AIM OF THE EXERCISE
Transcribe the listing verbatim. Do not carry over any pictures.

EXERCISE INPUT
== == ==
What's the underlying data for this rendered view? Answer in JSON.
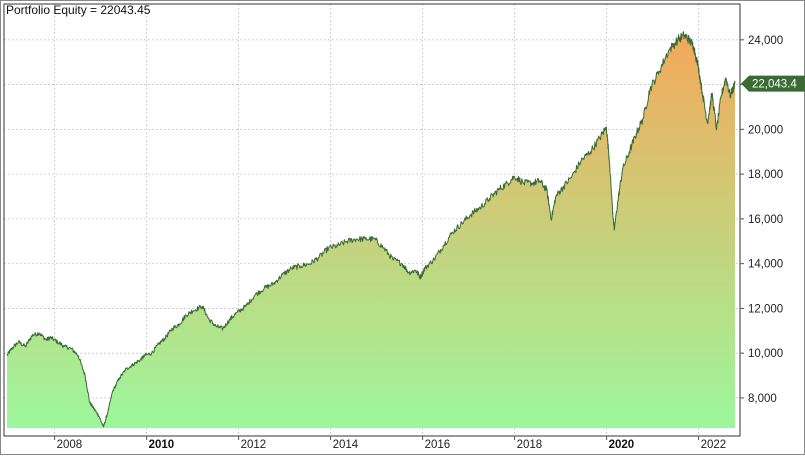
{
  "chart_data": {
    "type": "area",
    "title": "Portfolio Equity = 22043.45",
    "xlabel": "",
    "ylabel": "",
    "xlim": [
      2006.9,
      2022.9
    ],
    "ylim": [
      6300,
      25600
    ],
    "grid": true,
    "y_ticks": [
      {
        "value": 8000,
        "label": "8,000"
      },
      {
        "value": 10000,
        "label": "10,000"
      },
      {
        "value": 12000,
        "label": "12,000"
      },
      {
        "value": 14000,
        "label": "14,000"
      },
      {
        "value": 16000,
        "label": "16,000"
      },
      {
        "value": 18000,
        "label": "18,000"
      },
      {
        "value": 20000,
        "label": "20,000"
      },
      {
        "value": 22000,
        "label": "22,000"
      },
      {
        "value": 24000,
        "label": "24,000"
      }
    ],
    "x_ticks": [
      {
        "value": 2008,
        "label": "2008",
        "bold": false
      },
      {
        "value": 2010,
        "label": "2010",
        "bold": true
      },
      {
        "value": 2012,
        "label": "2012",
        "bold": false
      },
      {
        "value": 2014,
        "label": "2014",
        "bold": false
      },
      {
        "value": 2016,
        "label": "2016",
        "bold": false
      },
      {
        "value": 2018,
        "label": "2018",
        "bold": false
      },
      {
        "value": 2020,
        "label": "2020",
        "bold": true
      },
      {
        "value": 2022,
        "label": "2022",
        "bold": false
      }
    ],
    "last_value": 22043.45,
    "last_value_label": "22,043.4",
    "colors": {
      "line": "#3a6b35",
      "fill_top": "#f5a85a",
      "fill_bottom": "#9cf79c",
      "grid": "#c8c8c8",
      "marker": "#3a6b35"
    },
    "series": [
      {
        "x": [
          2007.0,
          2007.1,
          2007.25,
          2007.4,
          2007.55,
          2007.7,
          2007.85,
          2007.95,
          2008.1,
          2008.25,
          2008.4,
          2008.55,
          2008.7,
          2008.8,
          2008.9,
          2009.0,
          2009.1,
          2009.2,
          2009.3,
          2009.45,
          2009.6,
          2009.75,
          2009.9,
          2010.0,
          2010.15,
          2010.3,
          2010.45,
          2010.6,
          2010.75,
          2010.9,
          2011.05,
          2011.25,
          2011.4,
          2011.55,
          2011.7,
          2011.85,
          2012.0,
          2012.2,
          2012.4,
          2012.6,
          2012.8,
          2013.0,
          2013.2,
          2013.4,
          2013.6,
          2013.8,
          2014.0,
          2014.2,
          2014.4,
          2014.6,
          2014.8,
          2015.0,
          2015.2,
          2015.4,
          2015.6,
          2015.75,
          2015.9,
          2016.0,
          2016.1,
          2016.3,
          2016.5,
          2016.7,
          2016.9,
          2017.1,
          2017.3,
          2017.5,
          2017.7,
          2017.9,
          2018.05,
          2018.25,
          2018.45,
          2018.6,
          2018.75,
          2018.85,
          2018.95,
          2019.1,
          2019.3,
          2019.5,
          2019.7,
          2019.9,
          2020.05,
          2020.12,
          2020.18,
          2020.22,
          2020.3,
          2020.4,
          2020.55,
          2020.7,
          2020.85,
          2021.0,
          2021.2,
          2021.4,
          2021.6,
          2021.75,
          2021.85,
          2021.95,
          2022.05,
          2022.15,
          2022.25,
          2022.35,
          2022.45,
          2022.55,
          2022.65,
          2022.75,
          2022.85
        ],
        "y": [
          9900,
          10200,
          10500,
          10300,
          10800,
          10900,
          10600,
          10700,
          10500,
          10300,
          10200,
          9900,
          9000,
          7800,
          7500,
          7200,
          6700,
          7400,
          8300,
          8900,
          9300,
          9500,
          9700,
          9900,
          10000,
          10400,
          10700,
          11100,
          11300,
          11700,
          11900,
          12100,
          11500,
          11200,
          11100,
          11500,
          11800,
          12100,
          12600,
          12900,
          13100,
          13500,
          13800,
          13900,
          14000,
          14300,
          14700,
          14800,
          15000,
          15100,
          15100,
          15100,
          14700,
          14200,
          14000,
          13600,
          13700,
          13400,
          13800,
          14200,
          14800,
          15400,
          15800,
          16200,
          16500,
          16900,
          17300,
          17600,
          17900,
          17600,
          17600,
          17700,
          17300,
          16000,
          17000,
          17400,
          17900,
          18600,
          19000,
          19600,
          20100,
          18500,
          16500,
          15500,
          16800,
          18200,
          19000,
          19800,
          20500,
          21800,
          22600,
          23500,
          24000,
          24200,
          24000,
          23700,
          22800,
          21500,
          20300,
          21600,
          20000,
          21500,
          22300,
          21500,
          22043
        ]
      }
    ]
  }
}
== == ==
CORRECT OUTPUT
What's the underlying data for this rendered view? Answer in JSON.
{
  "chart_data": {
    "type": "area",
    "title": "Portfolio Equity = 22043.45",
    "xlabel": "",
    "ylabel": "",
    "xlim": [
      2006.9,
      2022.9
    ],
    "ylim": [
      6300,
      25600
    ],
    "grid": true,
    "y_ticks": [
      {
        "value": 8000,
        "label": "8,000"
      },
      {
        "value": 10000,
        "label": "10,000"
      },
      {
        "value": 12000,
        "label": "12,000"
      },
      {
        "value": 14000,
        "label": "14,000"
      },
      {
        "value": 16000,
        "label": "16,000"
      },
      {
        "value": 18000,
        "label": "18,000"
      },
      {
        "value": 20000,
        "label": "20,000"
      },
      {
        "value": 22000,
        "label": "22,000"
      },
      {
        "value": 24000,
        "label": "24,000"
      }
    ],
    "x_ticks": [
      {
        "value": 2008,
        "label": "2008",
        "bold": false
      },
      {
        "value": 2010,
        "label": "2010",
        "bold": true
      },
      {
        "value": 2012,
        "label": "2012",
        "bold": false
      },
      {
        "value": 2014,
        "label": "2014",
        "bold": false
      },
      {
        "value": 2016,
        "label": "2016",
        "bold": false
      },
      {
        "value": 2018,
        "label": "2018",
        "bold": false
      },
      {
        "value": 2020,
        "label": "2020",
        "bold": true
      },
      {
        "value": 2022,
        "label": "2022",
        "bold": false
      }
    ],
    "last_value": 22043.45,
    "last_value_label": "22,043.4",
    "colors": {
      "line": "#3a6b35",
      "fill_top": "#f5a85a",
      "fill_bottom": "#9cf79c",
      "grid": "#c8c8c8",
      "marker": "#3a6b35"
    },
    "series": [
      {
        "x": [
          2007.0,
          2007.1,
          2007.25,
          2007.4,
          2007.55,
          2007.7,
          2007.85,
          2007.95,
          2008.1,
          2008.25,
          2008.4,
          2008.55,
          2008.7,
          2008.8,
          2008.9,
          2009.0,
          2009.1,
          2009.2,
          2009.3,
          2009.45,
          2009.6,
          2009.75,
          2009.9,
          2010.0,
          2010.15,
          2010.3,
          2010.45,
          2010.6,
          2010.75,
          2010.9,
          2011.05,
          2011.25,
          2011.4,
          2011.55,
          2011.7,
          2011.85,
          2012.0,
          2012.2,
          2012.4,
          2012.6,
          2012.8,
          2013.0,
          2013.2,
          2013.4,
          2013.6,
          2013.8,
          2014.0,
          2014.2,
          2014.4,
          2014.6,
          2014.8,
          2015.0,
          2015.2,
          2015.4,
          2015.6,
          2015.75,
          2015.9,
          2016.0,
          2016.1,
          2016.3,
          2016.5,
          2016.7,
          2016.9,
          2017.1,
          2017.3,
          2017.5,
          2017.7,
          2017.9,
          2018.05,
          2018.25,
          2018.45,
          2018.6,
          2018.75,
          2018.85,
          2018.95,
          2019.1,
          2019.3,
          2019.5,
          2019.7,
          2019.9,
          2020.05,
          2020.12,
          2020.18,
          2020.22,
          2020.3,
          2020.4,
          2020.55,
          2020.7,
          2020.85,
          2021.0,
          2021.2,
          2021.4,
          2021.6,
          2021.75,
          2021.85,
          2021.95,
          2022.05,
          2022.15,
          2022.25,
          2022.35,
          2022.45,
          2022.55,
          2022.65,
          2022.75,
          2022.85
        ],
        "y": [
          9900,
          10200,
          10500,
          10300,
          10800,
          10900,
          10600,
          10700,
          10500,
          10300,
          10200,
          9900,
          9000,
          7800,
          7500,
          7200,
          6700,
          7400,
          8300,
          8900,
          9300,
          9500,
          9700,
          9900,
          10000,
          10400,
          10700,
          11100,
          11300,
          11700,
          11900,
          12100,
          11500,
          11200,
          11100,
          11500,
          11800,
          12100,
          12600,
          12900,
          13100,
          13500,
          13800,
          13900,
          14000,
          14300,
          14700,
          14800,
          15000,
          15100,
          15100,
          15100,
          14700,
          14200,
          14000,
          13600,
          13700,
          13400,
          13800,
          14200,
          14800,
          15400,
          15800,
          16200,
          16500,
          16900,
          17300,
          17600,
          17900,
          17600,
          17600,
          17700,
          17300,
          16000,
          17000,
          17400,
          17900,
          18600,
          19000,
          19600,
          20100,
          18500,
          16500,
          15500,
          16800,
          18200,
          19000,
          19800,
          20500,
          21800,
          22600,
          23500,
          24000,
          24200,
          24000,
          23700,
          22800,
          21500,
          20300,
          21600,
          20000,
          21500,
          22300,
          21500,
          22043
        ]
      }
    ]
  }
}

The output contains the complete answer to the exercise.